- Rows from a dataset
━━━━━━━━━━━━━━━━
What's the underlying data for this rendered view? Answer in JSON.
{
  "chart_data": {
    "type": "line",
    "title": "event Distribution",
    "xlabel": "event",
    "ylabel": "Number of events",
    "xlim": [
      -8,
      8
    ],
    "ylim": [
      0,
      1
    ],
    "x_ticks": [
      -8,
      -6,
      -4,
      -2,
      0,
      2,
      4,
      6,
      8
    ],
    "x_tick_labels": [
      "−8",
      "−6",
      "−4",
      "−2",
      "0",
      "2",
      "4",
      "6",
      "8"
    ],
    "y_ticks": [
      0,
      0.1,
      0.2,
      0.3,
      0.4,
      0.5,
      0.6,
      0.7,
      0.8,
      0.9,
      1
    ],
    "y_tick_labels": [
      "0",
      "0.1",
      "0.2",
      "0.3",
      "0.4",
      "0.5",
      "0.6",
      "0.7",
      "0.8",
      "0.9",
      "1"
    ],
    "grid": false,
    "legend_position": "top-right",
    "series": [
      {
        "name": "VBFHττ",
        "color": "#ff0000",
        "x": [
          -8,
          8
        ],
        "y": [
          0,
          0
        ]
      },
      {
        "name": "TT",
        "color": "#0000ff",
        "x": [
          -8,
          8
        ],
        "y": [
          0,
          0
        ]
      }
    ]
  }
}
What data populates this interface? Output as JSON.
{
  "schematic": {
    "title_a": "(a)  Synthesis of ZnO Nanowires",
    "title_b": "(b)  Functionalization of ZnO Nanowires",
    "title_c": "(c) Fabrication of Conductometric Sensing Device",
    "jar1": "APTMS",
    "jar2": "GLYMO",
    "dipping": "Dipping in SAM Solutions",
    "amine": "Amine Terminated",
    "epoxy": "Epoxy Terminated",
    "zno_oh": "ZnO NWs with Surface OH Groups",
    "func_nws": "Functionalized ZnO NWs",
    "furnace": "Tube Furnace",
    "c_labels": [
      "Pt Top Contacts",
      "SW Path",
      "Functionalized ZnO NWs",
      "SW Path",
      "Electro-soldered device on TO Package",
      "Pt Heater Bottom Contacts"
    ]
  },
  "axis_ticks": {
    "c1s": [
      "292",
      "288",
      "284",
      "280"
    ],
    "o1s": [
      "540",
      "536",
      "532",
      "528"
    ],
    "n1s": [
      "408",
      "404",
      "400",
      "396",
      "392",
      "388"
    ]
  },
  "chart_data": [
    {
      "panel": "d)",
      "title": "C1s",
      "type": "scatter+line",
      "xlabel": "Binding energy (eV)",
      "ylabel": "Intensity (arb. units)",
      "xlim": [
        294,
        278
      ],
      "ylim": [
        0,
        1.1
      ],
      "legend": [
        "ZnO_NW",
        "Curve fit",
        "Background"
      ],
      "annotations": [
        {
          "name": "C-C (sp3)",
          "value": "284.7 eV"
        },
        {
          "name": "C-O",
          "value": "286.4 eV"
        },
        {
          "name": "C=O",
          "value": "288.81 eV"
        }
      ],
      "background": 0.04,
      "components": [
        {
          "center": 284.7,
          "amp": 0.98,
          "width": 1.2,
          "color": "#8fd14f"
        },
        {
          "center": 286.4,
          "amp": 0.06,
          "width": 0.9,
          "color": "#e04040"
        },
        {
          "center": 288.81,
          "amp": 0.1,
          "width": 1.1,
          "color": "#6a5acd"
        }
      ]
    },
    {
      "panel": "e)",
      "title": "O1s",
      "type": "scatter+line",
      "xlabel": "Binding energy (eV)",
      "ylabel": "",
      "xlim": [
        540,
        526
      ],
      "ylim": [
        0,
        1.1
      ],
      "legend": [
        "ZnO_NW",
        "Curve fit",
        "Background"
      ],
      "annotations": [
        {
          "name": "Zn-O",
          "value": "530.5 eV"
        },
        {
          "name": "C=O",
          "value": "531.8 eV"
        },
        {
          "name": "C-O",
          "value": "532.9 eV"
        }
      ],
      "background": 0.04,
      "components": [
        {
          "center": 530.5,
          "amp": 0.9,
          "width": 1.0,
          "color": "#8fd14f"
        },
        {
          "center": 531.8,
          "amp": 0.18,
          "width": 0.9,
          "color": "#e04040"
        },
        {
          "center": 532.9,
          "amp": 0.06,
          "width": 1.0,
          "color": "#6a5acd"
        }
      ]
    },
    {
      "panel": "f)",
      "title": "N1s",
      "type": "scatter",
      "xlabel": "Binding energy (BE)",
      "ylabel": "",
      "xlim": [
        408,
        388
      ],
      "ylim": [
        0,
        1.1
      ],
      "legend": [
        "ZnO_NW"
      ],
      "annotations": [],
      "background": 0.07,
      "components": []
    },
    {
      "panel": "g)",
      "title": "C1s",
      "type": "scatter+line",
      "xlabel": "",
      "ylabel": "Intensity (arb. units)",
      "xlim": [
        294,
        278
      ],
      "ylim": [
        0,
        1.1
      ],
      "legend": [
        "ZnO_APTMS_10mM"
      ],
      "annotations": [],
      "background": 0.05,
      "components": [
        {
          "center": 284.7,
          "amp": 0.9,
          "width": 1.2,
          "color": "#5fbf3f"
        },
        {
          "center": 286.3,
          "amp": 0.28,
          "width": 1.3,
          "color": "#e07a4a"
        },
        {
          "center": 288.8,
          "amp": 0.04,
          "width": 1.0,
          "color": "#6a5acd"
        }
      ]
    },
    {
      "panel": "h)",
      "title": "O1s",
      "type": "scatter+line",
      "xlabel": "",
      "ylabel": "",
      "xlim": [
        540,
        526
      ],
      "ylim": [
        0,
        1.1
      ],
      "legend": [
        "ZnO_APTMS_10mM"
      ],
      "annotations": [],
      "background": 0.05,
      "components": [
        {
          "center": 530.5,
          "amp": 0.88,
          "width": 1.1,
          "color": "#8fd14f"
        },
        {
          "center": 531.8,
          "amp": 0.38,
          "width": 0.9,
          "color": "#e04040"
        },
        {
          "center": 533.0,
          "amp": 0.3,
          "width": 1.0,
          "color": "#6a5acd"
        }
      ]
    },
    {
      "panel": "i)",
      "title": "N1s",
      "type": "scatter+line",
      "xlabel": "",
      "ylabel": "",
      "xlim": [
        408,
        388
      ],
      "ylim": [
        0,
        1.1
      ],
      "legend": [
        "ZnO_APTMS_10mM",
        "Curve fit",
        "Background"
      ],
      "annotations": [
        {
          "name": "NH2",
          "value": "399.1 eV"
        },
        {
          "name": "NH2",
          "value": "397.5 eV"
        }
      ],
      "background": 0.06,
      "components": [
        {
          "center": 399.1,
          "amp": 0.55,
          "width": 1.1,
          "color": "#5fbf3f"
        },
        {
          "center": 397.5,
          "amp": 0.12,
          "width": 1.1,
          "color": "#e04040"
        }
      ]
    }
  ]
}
━━━━━━━━━━━━━━━━
- Description of the task
Out of the preceding entries, pull every line containing the string "panel".

- Full answer
      "panel": "d)",
      "panel": "e)",
      "panel": "f)",
      "panel": "g)",
      "panel": "h)",
      "panel": "i)",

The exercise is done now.